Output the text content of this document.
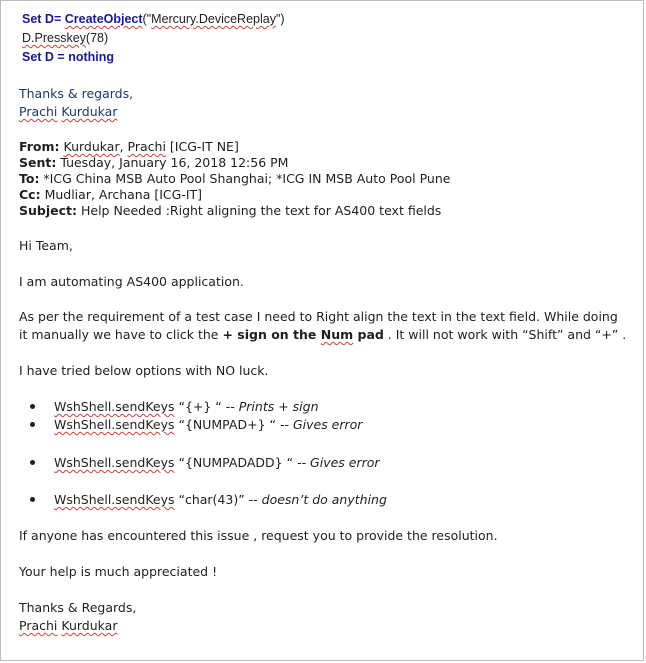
Set D= CreateObject("Mercury.DeviceReplay")
D.Presskey(78)
Set D = nothing
Thanks & regards,
Prachi Kurdukar
From: Kurdukar, Prachi [ICG-IT NE]
Sent: Tuesday, January 16, 2018 12:56 PM
To: *ICG China MSB Auto Pool Shanghai; *ICG IN MSB Auto Pool Pune
Cc: Mudliar, Archana [ICG-IT]
Subject: Help Needed :Right aligning the text for AS400 text fields
Hi Team,
I am automating AS400 application.
As per the requirement of a test case I need to Right align the text in the text field. While doing
it manually we have to click the + sign on the Num pad . It will not work with “Shift” and “+” .
I have tried below options with NO luck.
WshShell.sendKeys “{+} “ -- Prints + sign
WshShell.sendKeys “{NUMPAD+} “ -- Gives error
WshShell.sendKeys “{NUMPADADD} “ -- Gives error
WshShell.sendKeys “char(43)” -- doesn’t do anything
If anyone has encountered this issue , request you to provide the resolution.
Your help is much appreciated !
Thanks & Regards,
Prachi Kurdukar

········

**The problem:**
Every record above should be written out again without change, except that the pictures are left out.

**Result for this exercise:**
Output the text content of this document.
Set D= CreateObject("Mercury.DeviceReplay")
D.Presskey(78)
Set D = nothing
Thanks & regards,
Prachi Kurdukar
From: Kurdukar, Prachi [ICG-IT NE]
Sent: Tuesday, January 16, 2018 12:56 PM
To: *ICG China MSB Auto Pool Shanghai; *ICG IN MSB Auto Pool Pune
Cc: Mudliar, Archana [ICG-IT]
Subject: Help Needed :Right aligning the text for AS400 text fields
Hi Team,
I am automating AS400 application.
As per the requirement of a test case I need to Right align the text in the text field. While doing
it manually we have to click the + sign on the Num pad . It will not work with “Shift” and “+” .
I have tried below options with NO luck.
WshShell.sendKeys “{+} “ -- Prints + sign
WshShell.sendKeys “{NUMPAD+} “ -- Gives error
WshShell.sendKeys “{NUMPADADD} “ -- Gives error
WshShell.sendKeys “char(43)” -- doesn’t do anything
If anyone has encountered this issue , request you to provide the resolution.
Your help is much appreciated !
Thanks & Regards,
Prachi Kurdukar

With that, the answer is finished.